**The request**
Find the lines with the string "Soil" and return them.

= = =

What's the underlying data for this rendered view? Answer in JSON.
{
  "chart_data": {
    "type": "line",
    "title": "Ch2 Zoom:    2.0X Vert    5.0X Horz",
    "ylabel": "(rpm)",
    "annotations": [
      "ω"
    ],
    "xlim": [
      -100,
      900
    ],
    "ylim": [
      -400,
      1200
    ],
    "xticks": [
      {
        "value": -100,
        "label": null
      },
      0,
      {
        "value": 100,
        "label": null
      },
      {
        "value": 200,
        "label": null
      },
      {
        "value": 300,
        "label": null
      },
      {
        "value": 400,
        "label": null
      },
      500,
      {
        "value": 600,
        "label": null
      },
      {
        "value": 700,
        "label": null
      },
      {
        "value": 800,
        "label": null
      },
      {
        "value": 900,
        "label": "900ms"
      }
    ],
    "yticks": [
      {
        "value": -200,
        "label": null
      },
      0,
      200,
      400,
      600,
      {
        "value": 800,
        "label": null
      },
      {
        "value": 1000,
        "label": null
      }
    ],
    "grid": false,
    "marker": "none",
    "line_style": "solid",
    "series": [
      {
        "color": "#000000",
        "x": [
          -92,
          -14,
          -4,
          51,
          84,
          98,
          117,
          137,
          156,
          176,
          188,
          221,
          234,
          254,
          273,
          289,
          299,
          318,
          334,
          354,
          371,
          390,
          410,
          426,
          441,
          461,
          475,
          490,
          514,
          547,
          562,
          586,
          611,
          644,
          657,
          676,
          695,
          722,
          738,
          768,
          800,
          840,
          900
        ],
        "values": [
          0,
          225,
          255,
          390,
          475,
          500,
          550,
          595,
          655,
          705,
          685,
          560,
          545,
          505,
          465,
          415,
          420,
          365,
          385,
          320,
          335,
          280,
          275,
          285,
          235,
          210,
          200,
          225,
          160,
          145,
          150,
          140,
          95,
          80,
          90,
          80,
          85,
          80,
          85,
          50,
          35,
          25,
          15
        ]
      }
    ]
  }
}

= = =

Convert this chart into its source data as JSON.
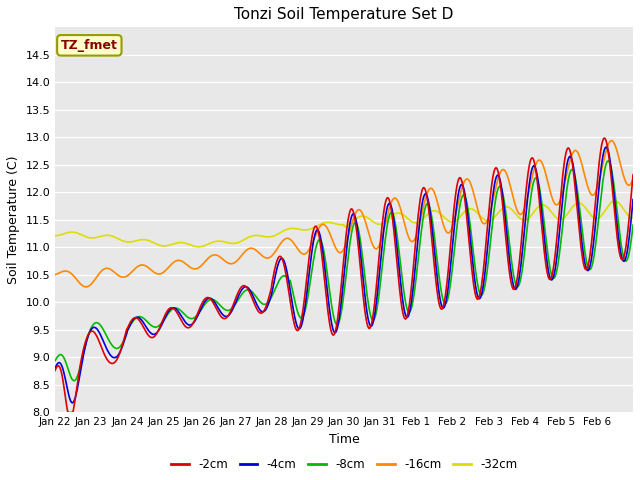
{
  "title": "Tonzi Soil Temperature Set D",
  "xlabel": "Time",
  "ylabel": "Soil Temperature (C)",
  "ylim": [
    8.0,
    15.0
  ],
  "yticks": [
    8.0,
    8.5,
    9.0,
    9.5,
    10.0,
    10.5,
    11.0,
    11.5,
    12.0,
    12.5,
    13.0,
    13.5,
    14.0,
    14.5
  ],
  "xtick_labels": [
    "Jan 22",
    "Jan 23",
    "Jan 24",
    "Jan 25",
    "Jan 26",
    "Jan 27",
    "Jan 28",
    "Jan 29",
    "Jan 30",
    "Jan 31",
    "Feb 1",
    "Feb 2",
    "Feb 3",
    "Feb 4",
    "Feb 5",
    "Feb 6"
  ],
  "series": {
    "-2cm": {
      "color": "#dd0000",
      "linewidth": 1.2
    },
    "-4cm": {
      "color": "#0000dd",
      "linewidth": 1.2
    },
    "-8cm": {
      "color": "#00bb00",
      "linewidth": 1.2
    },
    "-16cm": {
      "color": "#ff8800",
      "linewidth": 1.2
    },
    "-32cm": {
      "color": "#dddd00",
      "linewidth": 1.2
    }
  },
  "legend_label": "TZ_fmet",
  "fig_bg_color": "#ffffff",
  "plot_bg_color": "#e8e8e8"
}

= = =

**Problem solution**
  "title": "Tonzi Soil Temperature Set D",
  "ylabel": "Soil Temperature (C)",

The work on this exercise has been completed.